Stored items from a collection
*****
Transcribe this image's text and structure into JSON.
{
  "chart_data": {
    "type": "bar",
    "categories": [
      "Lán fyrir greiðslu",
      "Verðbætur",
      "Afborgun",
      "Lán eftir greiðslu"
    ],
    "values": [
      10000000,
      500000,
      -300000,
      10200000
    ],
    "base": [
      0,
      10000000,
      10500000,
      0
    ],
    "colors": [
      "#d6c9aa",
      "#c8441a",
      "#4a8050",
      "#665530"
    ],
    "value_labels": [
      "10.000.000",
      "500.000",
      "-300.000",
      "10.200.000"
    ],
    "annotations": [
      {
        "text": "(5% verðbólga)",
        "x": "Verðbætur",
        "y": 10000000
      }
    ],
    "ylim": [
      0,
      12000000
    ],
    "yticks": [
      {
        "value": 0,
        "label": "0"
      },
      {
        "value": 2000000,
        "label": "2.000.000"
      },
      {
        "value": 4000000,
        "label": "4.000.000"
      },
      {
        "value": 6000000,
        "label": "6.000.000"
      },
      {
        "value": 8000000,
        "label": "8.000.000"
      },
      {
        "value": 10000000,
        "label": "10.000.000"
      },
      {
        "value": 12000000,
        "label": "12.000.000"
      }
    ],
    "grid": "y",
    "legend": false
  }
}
*****
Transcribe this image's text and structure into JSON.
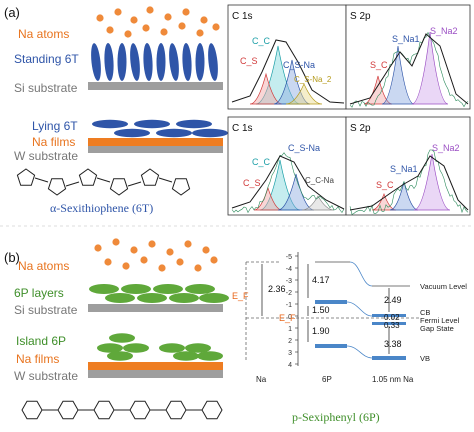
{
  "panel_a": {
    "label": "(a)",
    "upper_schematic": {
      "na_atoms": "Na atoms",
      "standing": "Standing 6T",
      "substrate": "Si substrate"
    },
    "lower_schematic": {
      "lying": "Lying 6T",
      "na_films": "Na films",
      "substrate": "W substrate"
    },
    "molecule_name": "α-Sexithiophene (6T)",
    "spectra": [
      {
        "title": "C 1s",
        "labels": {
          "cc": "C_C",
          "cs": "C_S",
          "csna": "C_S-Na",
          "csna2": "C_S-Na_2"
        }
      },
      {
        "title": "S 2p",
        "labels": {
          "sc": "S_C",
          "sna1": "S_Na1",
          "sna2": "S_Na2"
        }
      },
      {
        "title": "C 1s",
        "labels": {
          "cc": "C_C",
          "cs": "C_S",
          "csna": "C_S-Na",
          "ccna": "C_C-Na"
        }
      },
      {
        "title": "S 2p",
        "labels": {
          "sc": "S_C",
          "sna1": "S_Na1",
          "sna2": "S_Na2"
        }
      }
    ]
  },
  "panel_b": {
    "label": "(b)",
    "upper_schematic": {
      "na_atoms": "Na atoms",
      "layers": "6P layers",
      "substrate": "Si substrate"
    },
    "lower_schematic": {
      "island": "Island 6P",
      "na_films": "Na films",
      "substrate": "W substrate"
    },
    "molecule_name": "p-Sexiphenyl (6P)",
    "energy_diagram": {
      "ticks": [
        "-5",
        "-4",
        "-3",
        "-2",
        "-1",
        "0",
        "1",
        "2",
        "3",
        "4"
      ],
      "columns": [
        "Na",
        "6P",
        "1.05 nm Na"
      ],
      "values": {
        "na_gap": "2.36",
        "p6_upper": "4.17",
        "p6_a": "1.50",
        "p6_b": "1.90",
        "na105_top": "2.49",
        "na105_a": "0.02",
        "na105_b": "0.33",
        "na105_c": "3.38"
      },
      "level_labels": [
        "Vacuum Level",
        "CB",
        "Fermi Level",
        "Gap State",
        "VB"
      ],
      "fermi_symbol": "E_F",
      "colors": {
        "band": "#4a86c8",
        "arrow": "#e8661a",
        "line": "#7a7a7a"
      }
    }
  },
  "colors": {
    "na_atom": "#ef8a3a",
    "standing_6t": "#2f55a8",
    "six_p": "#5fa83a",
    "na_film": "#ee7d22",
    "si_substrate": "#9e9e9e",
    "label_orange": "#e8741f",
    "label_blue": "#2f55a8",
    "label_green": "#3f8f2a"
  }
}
*****
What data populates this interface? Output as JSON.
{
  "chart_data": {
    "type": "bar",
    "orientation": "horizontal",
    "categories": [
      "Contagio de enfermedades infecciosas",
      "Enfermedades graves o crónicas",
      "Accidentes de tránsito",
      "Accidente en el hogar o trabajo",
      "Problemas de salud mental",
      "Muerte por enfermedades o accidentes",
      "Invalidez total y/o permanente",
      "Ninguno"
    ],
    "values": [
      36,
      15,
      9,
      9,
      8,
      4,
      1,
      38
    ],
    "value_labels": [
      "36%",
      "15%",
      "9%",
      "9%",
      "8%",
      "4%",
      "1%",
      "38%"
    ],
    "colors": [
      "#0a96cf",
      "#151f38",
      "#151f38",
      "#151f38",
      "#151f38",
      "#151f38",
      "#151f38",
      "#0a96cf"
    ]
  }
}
*****
Of all the lines above, how many contain the word "greiðslu"? Answer with only the number.

### FULL SOLUTION
2